What is asked: Sort through the data and copy the lines holding the word "Capacitance".

Dataset rows:
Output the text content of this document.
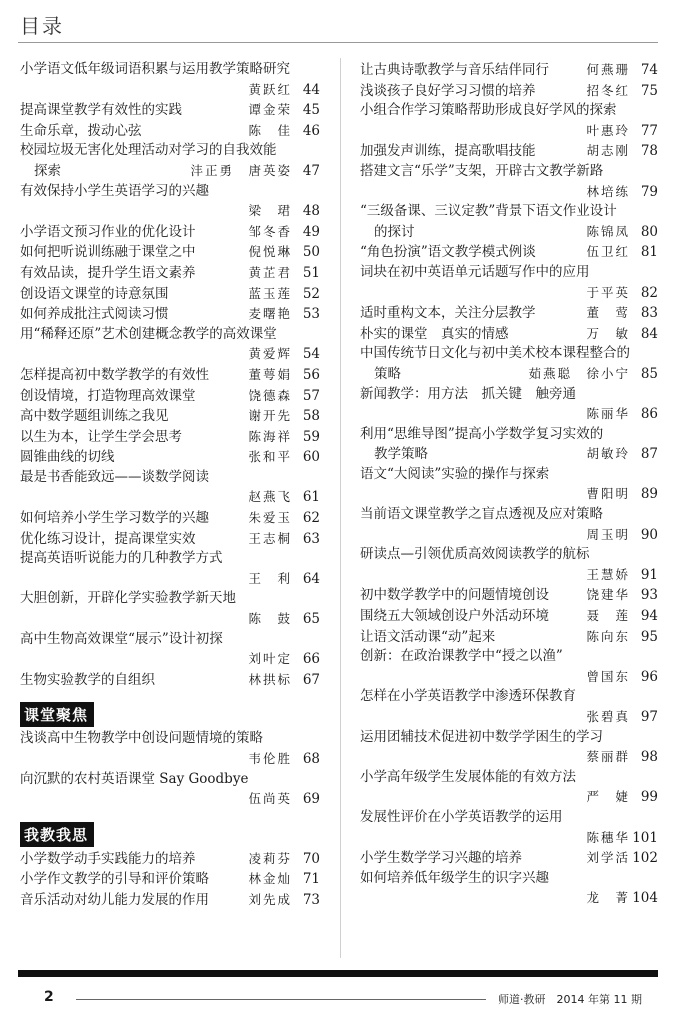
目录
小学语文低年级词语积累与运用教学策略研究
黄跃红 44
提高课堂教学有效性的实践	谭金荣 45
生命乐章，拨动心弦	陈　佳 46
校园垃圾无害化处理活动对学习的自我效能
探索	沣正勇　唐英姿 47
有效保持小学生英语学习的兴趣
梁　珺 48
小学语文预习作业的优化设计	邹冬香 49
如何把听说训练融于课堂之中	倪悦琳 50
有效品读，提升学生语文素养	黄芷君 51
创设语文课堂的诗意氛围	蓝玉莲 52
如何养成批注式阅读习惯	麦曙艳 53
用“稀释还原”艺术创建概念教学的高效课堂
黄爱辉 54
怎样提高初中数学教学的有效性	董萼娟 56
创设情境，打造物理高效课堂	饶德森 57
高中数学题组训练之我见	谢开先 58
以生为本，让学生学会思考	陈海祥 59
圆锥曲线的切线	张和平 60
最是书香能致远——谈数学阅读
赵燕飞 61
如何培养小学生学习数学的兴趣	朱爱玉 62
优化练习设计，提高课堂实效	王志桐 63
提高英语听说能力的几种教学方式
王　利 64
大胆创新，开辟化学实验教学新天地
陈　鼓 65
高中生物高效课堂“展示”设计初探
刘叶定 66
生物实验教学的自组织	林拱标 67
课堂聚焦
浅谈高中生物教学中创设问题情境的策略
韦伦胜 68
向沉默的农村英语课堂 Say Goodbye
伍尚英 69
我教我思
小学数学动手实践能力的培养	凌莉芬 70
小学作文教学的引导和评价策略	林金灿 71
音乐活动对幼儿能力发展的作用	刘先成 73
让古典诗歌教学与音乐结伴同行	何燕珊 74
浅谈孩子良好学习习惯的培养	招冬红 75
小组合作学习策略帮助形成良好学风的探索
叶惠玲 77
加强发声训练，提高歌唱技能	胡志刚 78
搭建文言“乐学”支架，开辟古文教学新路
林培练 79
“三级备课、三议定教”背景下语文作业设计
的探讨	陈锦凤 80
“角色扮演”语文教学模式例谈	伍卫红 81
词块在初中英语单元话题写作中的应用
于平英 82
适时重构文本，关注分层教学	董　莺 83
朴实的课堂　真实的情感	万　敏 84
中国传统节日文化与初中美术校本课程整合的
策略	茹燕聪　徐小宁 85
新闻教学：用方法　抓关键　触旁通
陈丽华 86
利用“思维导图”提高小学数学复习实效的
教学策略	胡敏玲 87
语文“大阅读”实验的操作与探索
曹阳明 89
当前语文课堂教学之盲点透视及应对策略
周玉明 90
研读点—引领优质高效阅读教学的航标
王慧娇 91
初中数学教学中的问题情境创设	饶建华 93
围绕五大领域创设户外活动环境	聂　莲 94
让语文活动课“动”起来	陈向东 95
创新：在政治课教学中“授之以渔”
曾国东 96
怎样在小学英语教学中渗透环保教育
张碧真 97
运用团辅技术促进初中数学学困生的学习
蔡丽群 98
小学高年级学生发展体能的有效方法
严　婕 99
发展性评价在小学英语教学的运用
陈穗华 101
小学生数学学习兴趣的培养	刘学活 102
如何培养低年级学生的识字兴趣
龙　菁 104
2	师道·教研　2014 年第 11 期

* * *

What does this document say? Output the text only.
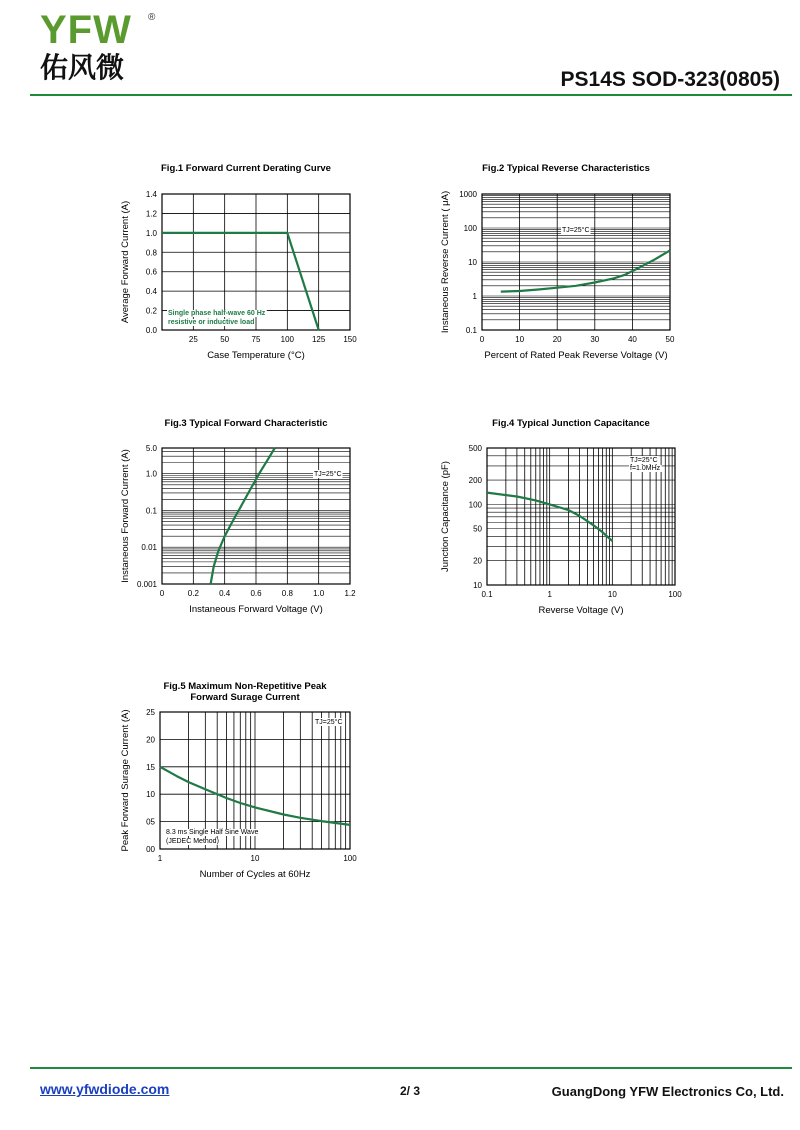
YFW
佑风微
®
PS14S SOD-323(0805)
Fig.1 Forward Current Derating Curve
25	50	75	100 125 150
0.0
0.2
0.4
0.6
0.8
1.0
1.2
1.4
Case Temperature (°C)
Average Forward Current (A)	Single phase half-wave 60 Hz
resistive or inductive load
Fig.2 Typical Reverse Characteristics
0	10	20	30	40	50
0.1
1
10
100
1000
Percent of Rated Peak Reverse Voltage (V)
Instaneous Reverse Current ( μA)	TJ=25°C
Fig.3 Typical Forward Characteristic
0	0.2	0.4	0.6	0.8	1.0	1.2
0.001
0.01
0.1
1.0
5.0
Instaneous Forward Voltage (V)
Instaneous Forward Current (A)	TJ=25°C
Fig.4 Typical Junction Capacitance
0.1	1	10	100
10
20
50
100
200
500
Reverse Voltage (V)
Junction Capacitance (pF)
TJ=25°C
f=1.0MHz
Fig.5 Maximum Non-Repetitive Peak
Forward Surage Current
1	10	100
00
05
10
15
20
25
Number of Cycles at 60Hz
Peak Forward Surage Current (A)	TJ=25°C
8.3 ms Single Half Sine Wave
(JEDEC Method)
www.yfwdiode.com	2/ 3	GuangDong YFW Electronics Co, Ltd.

---

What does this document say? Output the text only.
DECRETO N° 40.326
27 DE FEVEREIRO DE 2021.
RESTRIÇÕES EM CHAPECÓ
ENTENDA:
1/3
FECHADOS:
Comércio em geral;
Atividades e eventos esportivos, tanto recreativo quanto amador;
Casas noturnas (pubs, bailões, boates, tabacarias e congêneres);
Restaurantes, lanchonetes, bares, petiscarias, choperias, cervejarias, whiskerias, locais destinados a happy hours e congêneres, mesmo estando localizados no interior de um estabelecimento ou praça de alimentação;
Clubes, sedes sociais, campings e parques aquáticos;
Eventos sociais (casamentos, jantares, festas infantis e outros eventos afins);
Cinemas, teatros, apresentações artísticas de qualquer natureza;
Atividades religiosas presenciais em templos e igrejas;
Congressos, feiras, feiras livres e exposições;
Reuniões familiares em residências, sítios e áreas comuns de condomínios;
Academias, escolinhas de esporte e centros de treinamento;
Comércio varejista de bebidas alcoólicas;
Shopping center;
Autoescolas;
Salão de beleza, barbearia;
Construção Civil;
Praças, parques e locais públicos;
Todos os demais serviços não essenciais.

Answer to the task:
Fig.4 Typical Junction Capacitance
Junction Capacitance (pF)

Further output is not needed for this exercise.